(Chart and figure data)
--- BEGIN ---

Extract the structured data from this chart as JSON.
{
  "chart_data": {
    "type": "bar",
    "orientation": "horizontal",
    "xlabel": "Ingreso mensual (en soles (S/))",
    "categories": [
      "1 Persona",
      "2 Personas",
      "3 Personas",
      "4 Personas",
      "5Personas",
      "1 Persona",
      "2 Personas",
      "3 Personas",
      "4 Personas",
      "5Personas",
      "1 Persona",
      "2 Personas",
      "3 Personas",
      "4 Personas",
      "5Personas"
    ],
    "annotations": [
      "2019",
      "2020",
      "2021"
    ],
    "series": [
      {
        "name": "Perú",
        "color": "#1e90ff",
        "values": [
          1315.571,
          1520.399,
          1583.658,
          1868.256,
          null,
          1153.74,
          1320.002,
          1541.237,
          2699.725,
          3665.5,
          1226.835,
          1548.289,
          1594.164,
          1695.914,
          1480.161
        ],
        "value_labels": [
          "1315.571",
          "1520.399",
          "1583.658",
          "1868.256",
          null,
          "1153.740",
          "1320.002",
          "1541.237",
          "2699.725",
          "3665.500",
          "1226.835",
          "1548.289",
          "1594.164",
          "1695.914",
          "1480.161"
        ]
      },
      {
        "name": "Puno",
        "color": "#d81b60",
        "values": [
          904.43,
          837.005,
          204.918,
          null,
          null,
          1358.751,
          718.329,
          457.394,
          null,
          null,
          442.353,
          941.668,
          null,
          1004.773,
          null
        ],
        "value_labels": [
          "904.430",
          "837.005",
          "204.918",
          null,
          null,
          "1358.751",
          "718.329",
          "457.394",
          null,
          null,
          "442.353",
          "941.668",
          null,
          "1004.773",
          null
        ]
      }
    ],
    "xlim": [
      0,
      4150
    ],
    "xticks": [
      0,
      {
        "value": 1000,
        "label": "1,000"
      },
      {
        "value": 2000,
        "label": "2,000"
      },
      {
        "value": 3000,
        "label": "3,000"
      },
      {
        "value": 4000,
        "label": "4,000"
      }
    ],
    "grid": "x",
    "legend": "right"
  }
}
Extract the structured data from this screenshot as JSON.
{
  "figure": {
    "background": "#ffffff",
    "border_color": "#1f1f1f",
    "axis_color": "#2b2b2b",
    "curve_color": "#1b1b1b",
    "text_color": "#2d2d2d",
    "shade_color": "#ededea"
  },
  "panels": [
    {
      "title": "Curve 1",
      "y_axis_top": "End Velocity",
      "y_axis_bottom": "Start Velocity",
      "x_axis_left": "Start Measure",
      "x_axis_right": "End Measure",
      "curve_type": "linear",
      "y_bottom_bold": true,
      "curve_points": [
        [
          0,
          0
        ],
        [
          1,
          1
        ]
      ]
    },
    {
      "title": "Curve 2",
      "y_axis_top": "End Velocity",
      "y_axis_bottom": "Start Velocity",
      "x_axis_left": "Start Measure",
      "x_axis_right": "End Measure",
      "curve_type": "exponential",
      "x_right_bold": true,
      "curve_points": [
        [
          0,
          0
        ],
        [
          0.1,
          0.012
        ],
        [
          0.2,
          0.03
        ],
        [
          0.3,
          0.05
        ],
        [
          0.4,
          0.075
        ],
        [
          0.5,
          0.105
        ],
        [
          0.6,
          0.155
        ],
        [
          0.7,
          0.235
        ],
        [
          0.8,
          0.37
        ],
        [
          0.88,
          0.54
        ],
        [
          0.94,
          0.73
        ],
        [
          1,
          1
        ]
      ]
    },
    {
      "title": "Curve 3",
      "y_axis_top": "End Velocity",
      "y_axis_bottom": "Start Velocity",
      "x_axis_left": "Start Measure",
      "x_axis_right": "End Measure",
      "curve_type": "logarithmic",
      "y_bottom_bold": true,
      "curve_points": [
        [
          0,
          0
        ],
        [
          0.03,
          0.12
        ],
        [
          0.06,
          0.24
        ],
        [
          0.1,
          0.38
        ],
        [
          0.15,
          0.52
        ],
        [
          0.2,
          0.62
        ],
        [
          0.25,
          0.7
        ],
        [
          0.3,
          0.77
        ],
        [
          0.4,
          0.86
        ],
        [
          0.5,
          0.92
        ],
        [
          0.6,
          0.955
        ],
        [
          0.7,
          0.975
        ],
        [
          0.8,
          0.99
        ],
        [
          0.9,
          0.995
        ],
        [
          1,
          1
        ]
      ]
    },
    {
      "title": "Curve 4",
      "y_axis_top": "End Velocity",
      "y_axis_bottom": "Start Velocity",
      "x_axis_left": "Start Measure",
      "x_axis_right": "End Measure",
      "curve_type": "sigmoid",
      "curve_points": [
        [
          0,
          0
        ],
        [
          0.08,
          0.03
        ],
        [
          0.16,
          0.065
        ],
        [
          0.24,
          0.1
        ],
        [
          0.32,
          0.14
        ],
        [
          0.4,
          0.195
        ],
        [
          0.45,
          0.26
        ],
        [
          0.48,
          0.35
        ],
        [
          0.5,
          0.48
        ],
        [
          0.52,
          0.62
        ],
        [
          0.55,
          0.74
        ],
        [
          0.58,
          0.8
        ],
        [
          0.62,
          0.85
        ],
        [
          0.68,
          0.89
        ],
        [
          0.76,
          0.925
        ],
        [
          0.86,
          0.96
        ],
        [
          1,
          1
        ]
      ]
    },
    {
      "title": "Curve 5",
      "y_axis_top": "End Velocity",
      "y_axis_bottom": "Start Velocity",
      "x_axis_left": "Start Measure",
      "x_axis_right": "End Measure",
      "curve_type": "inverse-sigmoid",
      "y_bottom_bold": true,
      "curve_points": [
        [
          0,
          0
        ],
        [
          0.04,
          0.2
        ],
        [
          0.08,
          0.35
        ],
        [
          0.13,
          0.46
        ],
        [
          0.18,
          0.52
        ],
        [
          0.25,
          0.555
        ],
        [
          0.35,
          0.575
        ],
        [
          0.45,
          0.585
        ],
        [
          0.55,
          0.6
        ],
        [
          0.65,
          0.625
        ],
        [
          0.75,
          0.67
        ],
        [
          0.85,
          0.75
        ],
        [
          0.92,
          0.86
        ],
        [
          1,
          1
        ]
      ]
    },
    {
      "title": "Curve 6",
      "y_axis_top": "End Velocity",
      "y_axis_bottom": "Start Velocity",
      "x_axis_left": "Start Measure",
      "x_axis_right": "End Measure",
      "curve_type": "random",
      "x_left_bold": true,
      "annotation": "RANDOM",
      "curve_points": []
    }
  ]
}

--- END ---

[EXERCISE TASK]
Every record above needs to be repeated word for word.

[EXPECTED ANSWER]
Extract the structured data from this chart as JSON.
{
  "chart_data": {
    "type": "bar",
    "orientation": "horizontal",
    "xlabel": "Ingreso mensual (en soles (S/))",
    "categories": [
      "1 Persona",
      "2 Personas",
      "3 Personas",
      "4 Personas",
      "5Personas",
      "1 Persona",
      "2 Personas",
      "3 Personas",
      "4 Personas",
      "5Personas",
      "1 Persona",
      "2 Personas",
      "3 Personas",
      "4 Personas",
      "5Personas"
    ],
    "annotations": [
      "2019",
      "2020",
      "2021"
    ],
    "series": [
      {
        "name": "Perú",
        "color": "#1e90ff",
        "values": [
          1315.571,
          1520.399,
          1583.658,
          1868.256,
          null,
          1153.74,
          1320.002,
          1541.237,
          2699.725,
          3665.5,
          1226.835,
          1548.289,
          1594.164,
          1695.914,
          1480.161
        ],
        "value_labels": [
          "1315.571",
          "1520.399",
          "1583.658",
          "1868.256",
          null,
          "1153.740",
          "1320.002",
          "1541.237",
          "2699.725",
          "3665.500",
          "1226.835",
          "1548.289",
          "1594.164",
          "1695.914",
          "1480.161"
        ]
      },
      {
        "name": "Puno",
        "color": "#d81b60",
        "values": [
          904.43,
          837.005,
          204.918,
          null,
          null,
          1358.751,
          718.329,
          457.394,
          null,
          null,
          442.353,
          941.668,
          null,
          1004.773,
          null
        ],
        "value_labels": [
          "904.430",
          "837.005",
          "204.918",
          null,
          null,
          "1358.751",
          "718.329",
          "457.394",
          null,
          null,
          "442.353",
          "941.668",
          null,
          "1004.773",
          null
        ]
      }
    ],
    "xlim": [
      0,
      4150
    ],
    "xticks": [
      0,
      {
        "value": 1000,
        "label": "1,000"
      },
      {
        "value": 2000,
        "label": "2,000"
      },
      {
        "value": 3000,
        "label": "3,000"
      },
      {
        "value": 4000,
        "label": "4,000"
      }
    ],
    "grid": "x",
    "legend": "right"
  }
}
Extract the structured data from this screenshot as JSON.
{
  "figure": {
    "background": "#ffffff",
    "border_color": "#1f1f1f",
    "axis_color": "#2b2b2b",
    "curve_color": "#1b1b1b",
    "text_color": "#2d2d2d",
    "shade_color": "#ededea"
  },
  "panels": [
    {
      "title": "Curve 1",
      "y_axis_top": "End Velocity",
      "y_axis_bottom": "Start Velocity",
      "x_axis_left": "Start Measure",
      "x_axis_right": "End Measure",
      "curve_type": "linear",
      "y_bottom_bold": true,
      "curve_points": [
        [
          0,
          0
        ],
        [
          1,
          1
        ]
      ]
    },
    {
      "title": "Curve 2",
      "y_axis_top": "End Velocity",
      "y_axis_bottom": "Start Velocity",
      "x_axis_left": "Start Measure",
      "x_axis_right": "End Measure",
      "curve_type": "exponential",
      "x_right_bold": true,
      "curve_points": [
        [
          0,
          0
        ],
        [
          0.1,
          0.012
        ],
        [
          0.2,
          0.03
        ],
        [
          0.3,
          0.05
        ],
        [
          0.4,
          0.075
        ],
        [
          0.5,
          0.105
        ],
        [
          0.6,
          0.155
        ],
        [
          0.7,
          0.235
        ],
        [
          0.8,
          0.37
        ],
        [
          0.88,
          0.54
        ],
        [
          0.94,
          0.73
        ],
        [
          1,
          1
        ]
      ]
    },
    {
      "title": "Curve 3",
      "y_axis_top": "End Velocity",
      "y_axis_bottom": "Start Velocity",
      "x_axis_left": "Start Measure",
      "x_axis_right": "End Measure",
      "curve_type": "logarithmic",
      "y_bottom_bold": true,
      "curve_points": [
        [
          0,
          0
        ],
        [
          0.03,
          0.12
        ],
        [
          0.06,
          0.24
        ],
        [
          0.1,
          0.38
        ],
        [
          0.15,
          0.52
        ],
        [
          0.2,
          0.62
        ],
        [
          0.25,
          0.7
        ],
        [
          0.3,
          0.77
        ],
        [
          0.4,
          0.86
        ],
        [
          0.5,
          0.92
        ],
        [
          0.6,
          0.955
        ],
        [
          0.7,
          0.975
        ],
        [
          0.8,
          0.99
        ],
        [
          0.9,
          0.995
        ],
        [
          1,
          1
        ]
      ]
    },
    {
      "title": "Curve 4",
      "y_axis_top": "End Velocity",
      "y_axis_bottom": "Start Velocity",
      "x_axis_left": "Start Measure",
      "x_axis_right": "End Measure",
      "curve_type": "sigmoid",
      "curve_points": [
        [
          0,
          0
        ],
        [
          0.08,
          0.03
        ],
        [
          0.16,
          0.065
        ],
        [
          0.24,
          0.1
        ],
        [
          0.32,
          0.14
        ],
        [
          0.4,
          0.195
        ],
        [
          0.45,
          0.26
        ],
        [
          0.48,
          0.35
        ],
        [
          0.5,
          0.48
        ],
        [
          0.52,
          0.62
        ],
        [
          0.55,
          0.74
        ],
        [
          0.58,
          0.8
        ],
        [
          0.62,
          0.85
        ],
        [
          0.68,
          0.89
        ],
        [
          0.76,
          0.925
        ],
        [
          0.86,
          0.96
        ],
        [
          1,
          1
        ]
      ]
    },
    {
      "title": "Curve 5",
      "y_axis_top": "End Velocity",
      "y_axis_bottom": "Start Velocity",
      "x_axis_left": "Start Measure",
      "x_axis_right": "End Measure",
      "curve_type": "inverse-sigmoid",
      "y_bottom_bold": true,
      "curve_points": [
        [
          0,
          0
        ],
        [
          0.04,
          0.2
        ],
        [
          0.08,
          0.35
        ],
        [
          0.13,
          0.46
        ],
        [
          0.18,
          0.52
        ],
        [
          0.25,
          0.555
        ],
        [
          0.35,
          0.575
        ],
        [
          0.45,
          0.585
        ],
        [
          0.55,
          0.6
        ],
        [
          0.65,
          0.625
        ],
        [
          0.75,
          0.67
        ],
        [
          0.85,
          0.75
        ],
        [
          0.92,
          0.86
        ],
        [
          1,
          1
        ]
      ]
    },
    {
      "title": "Curve 6",
      "y_axis_top": "End Velocity",
      "y_axis_bottom": "Start Velocity",
      "x_axis_left": "Start Measure",
      "x_axis_right": "End Measure",
      "curve_type": "random",
      "x_left_bold": true,
      "annotation": "RANDOM",
      "curve_points": []
    }
  ]
}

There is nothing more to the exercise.